> [Data supplied]
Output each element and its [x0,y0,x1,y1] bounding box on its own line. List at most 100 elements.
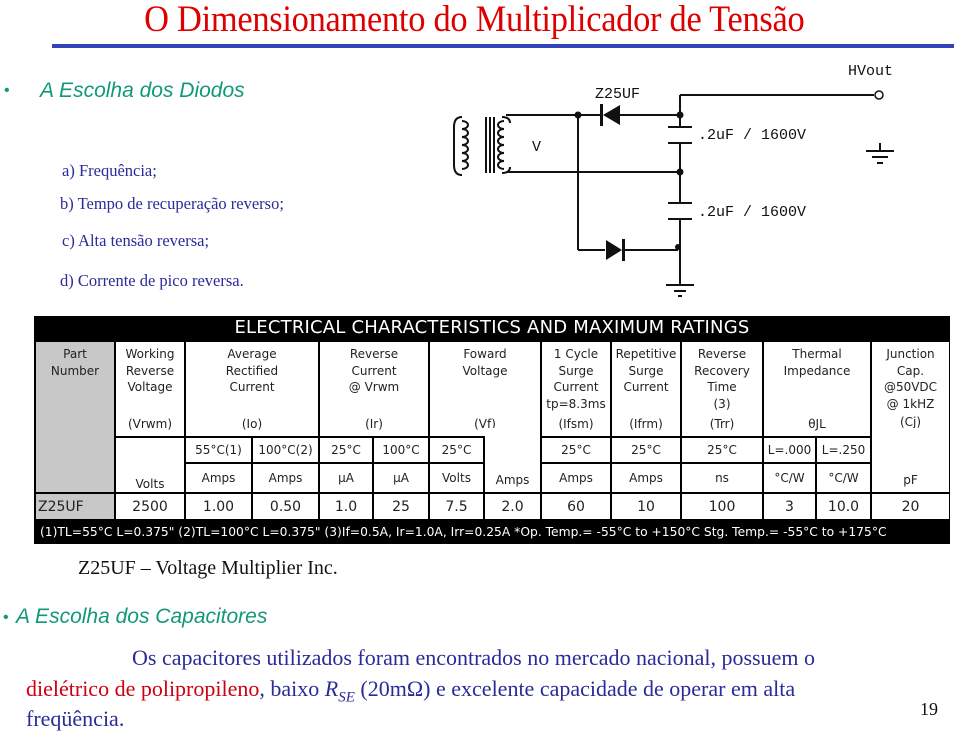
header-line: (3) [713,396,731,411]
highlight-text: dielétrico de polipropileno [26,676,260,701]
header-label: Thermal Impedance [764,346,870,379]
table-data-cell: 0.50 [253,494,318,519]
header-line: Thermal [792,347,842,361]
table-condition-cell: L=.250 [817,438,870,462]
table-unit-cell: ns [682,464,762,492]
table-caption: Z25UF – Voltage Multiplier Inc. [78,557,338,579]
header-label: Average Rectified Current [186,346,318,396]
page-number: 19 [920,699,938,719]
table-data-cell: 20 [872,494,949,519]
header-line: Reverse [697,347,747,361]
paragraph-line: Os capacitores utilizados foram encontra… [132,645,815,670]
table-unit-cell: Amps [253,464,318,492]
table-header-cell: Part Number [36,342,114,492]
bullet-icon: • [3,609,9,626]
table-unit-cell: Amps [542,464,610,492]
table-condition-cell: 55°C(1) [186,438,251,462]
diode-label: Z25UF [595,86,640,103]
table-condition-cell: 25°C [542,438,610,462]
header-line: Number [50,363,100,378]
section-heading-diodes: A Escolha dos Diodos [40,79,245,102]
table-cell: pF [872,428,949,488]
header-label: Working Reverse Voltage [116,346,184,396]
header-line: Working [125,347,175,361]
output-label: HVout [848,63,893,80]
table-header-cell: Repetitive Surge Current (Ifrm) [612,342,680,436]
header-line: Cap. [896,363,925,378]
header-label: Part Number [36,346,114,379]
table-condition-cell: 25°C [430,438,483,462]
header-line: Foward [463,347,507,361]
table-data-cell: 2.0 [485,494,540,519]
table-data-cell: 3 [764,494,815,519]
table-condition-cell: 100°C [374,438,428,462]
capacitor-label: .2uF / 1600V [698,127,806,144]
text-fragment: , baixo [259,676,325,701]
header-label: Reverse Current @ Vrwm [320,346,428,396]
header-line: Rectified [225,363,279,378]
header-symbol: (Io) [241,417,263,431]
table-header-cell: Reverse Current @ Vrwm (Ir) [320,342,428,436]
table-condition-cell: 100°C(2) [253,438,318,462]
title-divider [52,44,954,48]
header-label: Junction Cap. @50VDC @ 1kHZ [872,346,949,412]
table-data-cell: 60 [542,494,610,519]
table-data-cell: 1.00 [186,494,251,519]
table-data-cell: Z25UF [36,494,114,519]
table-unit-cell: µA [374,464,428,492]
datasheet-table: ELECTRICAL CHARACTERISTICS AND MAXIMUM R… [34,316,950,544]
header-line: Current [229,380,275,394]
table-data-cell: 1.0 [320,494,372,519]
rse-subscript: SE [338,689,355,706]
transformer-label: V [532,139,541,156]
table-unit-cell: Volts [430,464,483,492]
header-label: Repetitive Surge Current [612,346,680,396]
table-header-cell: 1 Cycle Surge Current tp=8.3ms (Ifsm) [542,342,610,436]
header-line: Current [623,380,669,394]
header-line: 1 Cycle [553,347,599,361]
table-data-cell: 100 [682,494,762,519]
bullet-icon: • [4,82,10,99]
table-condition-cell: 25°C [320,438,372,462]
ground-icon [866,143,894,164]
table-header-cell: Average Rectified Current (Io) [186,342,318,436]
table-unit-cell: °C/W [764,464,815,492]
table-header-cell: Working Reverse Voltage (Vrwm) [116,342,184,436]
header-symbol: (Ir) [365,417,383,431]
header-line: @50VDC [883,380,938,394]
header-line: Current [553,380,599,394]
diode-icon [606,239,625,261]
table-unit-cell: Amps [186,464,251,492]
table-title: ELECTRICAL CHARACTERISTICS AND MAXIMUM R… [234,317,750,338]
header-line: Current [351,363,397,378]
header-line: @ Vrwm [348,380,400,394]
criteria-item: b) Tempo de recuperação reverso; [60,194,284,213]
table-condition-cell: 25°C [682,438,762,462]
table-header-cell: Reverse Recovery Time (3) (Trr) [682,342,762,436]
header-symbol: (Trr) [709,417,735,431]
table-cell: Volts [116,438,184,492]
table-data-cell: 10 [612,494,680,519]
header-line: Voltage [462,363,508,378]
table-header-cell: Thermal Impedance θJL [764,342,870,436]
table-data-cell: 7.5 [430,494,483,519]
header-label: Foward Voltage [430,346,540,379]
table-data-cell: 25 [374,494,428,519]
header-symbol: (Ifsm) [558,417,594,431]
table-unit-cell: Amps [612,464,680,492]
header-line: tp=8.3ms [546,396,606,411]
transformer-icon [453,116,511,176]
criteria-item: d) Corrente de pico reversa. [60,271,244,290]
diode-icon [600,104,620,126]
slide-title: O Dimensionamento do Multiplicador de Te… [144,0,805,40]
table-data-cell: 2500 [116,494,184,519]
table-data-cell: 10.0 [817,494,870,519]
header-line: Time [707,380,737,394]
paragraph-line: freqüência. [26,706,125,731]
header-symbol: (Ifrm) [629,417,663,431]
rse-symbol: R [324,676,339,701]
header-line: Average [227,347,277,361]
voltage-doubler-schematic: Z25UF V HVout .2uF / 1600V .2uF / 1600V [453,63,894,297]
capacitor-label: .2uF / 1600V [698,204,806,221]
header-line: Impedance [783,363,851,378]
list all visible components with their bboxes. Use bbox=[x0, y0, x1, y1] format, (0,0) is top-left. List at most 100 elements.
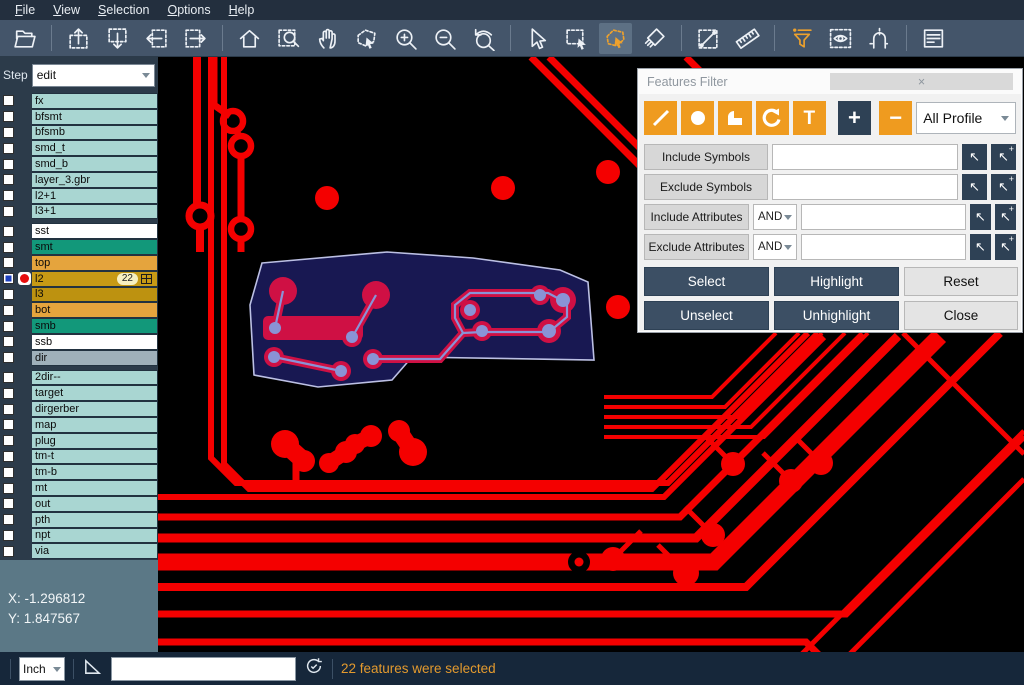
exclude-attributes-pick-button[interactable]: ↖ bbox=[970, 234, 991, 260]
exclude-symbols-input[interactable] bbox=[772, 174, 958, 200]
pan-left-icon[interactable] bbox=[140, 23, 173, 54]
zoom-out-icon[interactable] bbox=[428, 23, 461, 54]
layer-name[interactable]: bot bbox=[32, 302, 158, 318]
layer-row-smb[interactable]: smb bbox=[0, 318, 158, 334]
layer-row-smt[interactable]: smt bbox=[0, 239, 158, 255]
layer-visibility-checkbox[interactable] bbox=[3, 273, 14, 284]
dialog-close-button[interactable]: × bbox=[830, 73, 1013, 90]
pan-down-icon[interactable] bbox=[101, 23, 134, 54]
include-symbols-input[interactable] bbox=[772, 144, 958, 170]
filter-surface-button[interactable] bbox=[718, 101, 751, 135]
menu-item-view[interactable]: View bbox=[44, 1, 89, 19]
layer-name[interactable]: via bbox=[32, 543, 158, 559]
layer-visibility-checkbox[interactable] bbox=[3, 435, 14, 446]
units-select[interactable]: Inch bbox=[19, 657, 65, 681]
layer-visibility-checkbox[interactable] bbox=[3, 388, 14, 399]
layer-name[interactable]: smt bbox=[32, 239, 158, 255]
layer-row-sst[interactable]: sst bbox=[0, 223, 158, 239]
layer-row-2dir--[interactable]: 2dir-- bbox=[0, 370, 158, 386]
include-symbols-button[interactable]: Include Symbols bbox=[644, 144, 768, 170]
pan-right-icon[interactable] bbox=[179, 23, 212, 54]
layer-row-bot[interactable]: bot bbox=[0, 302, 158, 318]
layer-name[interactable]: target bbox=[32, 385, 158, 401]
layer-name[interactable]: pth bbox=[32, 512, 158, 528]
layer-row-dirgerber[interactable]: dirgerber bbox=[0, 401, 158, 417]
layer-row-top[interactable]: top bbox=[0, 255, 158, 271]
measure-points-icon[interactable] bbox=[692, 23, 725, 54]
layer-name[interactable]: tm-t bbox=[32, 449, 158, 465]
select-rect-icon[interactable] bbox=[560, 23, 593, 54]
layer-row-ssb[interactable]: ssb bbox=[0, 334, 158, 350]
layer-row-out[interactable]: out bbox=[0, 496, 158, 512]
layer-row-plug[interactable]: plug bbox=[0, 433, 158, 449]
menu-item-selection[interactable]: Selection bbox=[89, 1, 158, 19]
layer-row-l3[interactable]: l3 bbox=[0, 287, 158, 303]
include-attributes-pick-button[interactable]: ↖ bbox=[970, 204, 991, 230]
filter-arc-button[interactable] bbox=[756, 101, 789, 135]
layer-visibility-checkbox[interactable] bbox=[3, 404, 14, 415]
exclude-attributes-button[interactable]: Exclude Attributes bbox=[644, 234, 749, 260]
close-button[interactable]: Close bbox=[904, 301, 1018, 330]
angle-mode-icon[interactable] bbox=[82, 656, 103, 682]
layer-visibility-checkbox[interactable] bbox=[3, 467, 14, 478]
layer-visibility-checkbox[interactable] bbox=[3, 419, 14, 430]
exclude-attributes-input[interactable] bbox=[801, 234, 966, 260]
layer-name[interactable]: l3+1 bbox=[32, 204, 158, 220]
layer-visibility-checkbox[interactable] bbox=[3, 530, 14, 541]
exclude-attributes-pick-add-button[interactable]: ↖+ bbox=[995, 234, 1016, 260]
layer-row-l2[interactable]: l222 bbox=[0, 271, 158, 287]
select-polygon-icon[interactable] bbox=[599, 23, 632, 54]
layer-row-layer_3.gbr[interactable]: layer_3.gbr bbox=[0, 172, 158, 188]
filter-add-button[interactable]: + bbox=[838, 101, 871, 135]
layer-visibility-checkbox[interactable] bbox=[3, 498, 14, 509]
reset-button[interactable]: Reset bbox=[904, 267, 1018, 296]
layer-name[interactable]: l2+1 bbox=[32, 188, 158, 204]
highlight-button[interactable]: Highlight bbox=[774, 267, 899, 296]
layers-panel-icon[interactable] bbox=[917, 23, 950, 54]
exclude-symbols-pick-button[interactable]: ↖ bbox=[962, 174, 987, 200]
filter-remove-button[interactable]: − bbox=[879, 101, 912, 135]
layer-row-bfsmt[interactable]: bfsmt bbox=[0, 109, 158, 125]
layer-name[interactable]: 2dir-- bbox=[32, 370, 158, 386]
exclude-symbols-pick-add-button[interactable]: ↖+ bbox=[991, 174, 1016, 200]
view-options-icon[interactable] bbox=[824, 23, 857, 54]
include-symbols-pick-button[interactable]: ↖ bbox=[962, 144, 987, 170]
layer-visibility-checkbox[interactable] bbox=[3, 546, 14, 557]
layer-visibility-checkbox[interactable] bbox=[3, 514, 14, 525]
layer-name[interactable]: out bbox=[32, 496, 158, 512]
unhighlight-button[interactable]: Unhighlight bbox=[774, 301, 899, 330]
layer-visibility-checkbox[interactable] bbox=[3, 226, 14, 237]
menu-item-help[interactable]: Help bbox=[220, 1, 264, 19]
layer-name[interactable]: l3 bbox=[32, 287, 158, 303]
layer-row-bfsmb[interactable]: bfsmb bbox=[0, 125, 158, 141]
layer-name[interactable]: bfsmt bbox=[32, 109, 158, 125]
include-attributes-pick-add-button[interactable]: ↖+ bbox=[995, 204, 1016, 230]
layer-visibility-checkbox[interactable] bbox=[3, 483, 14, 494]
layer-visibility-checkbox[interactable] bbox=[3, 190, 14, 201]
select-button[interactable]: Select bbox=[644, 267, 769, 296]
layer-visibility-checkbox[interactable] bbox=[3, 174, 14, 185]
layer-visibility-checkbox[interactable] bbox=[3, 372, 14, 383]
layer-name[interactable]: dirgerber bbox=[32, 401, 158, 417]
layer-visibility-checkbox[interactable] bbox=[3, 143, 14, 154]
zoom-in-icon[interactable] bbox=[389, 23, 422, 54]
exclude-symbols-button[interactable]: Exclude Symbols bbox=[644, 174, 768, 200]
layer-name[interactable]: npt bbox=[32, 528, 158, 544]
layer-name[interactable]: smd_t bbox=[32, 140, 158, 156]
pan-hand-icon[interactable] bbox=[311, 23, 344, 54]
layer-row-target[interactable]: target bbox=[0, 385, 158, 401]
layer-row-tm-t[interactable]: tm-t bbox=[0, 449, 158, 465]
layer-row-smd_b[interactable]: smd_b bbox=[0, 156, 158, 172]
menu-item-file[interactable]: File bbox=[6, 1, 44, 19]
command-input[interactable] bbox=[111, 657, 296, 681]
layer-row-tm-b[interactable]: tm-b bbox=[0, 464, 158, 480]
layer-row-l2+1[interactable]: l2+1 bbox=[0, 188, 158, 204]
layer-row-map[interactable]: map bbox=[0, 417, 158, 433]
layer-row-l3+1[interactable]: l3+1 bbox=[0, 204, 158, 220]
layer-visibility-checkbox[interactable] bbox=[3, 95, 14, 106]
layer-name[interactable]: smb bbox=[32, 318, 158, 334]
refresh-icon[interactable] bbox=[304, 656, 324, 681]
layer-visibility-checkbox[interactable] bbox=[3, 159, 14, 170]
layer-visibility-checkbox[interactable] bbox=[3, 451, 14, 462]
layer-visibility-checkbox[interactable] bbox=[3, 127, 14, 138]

> [Job] Can you render the lines of the items above as a JSON list of strings, one per line with blank lines left out, starting at the line that contains "header-line: (3) [713,396,731,411]" and ending at the line that contains "output-label: HVout [848,63,893,80]"?

> [Answer for this exercise]
[
  "header-line: (3) [713,396,731,411]",
  "highlight-text: dielétrico de polipropileno [26,676,260,701]",
  "header-label: Thermal Impedance [764,346,870,379]",
  "table-data-cell: 0.50 [253,494,318,519]",
  "header-line: Thermal [792,347,842,361]",
  "table-condition-cell: L=.250 [817,438,870,462]",
  "table-unit-cell: ns [682,464,762,492]",
  "table-caption: Z25UF – Voltage Multiplier Inc. [78,557,338,579]",
  "header-label: Average Rectified Current [186,346,318,396]",
  "page-number: 19 [920,699,938,719]",
  "table-data-cell: 20 [872,494,949,519]",
  "header-line: Reverse [697,347,747,361]",
  "paragraph-line: Os capacitores utilizados foram encontra… [132,645,815,670]",
  "table-unit-cell: Amps [253,464,318,492]",
  "table-header-cell: Part Number [36,342,114,492]",
  "bullet-icon: • [3,609,9,626]",
  "table-unit-cell: Amps [542,464,610,492]",
  "table-condition-cell: 55°C(1) [186,438,251,462]",
  "diode-label: Z25UF [595,86,640,103]",
  "table-condition-cell: 25°C [542,438,610,462]",
  "header-line: Number [50,363,100,378]",
  "section-heading-diodes: A Escolha dos Diodos [40,79,245,102]",
  "table-cell: pF [872,428,949,488]",
  "header-label: Working Reverse Voltage [116,346,184,396]",
  "header-line: Working [125,347,175,361]",
  "output-label: HVout [848,63,893,80]"
]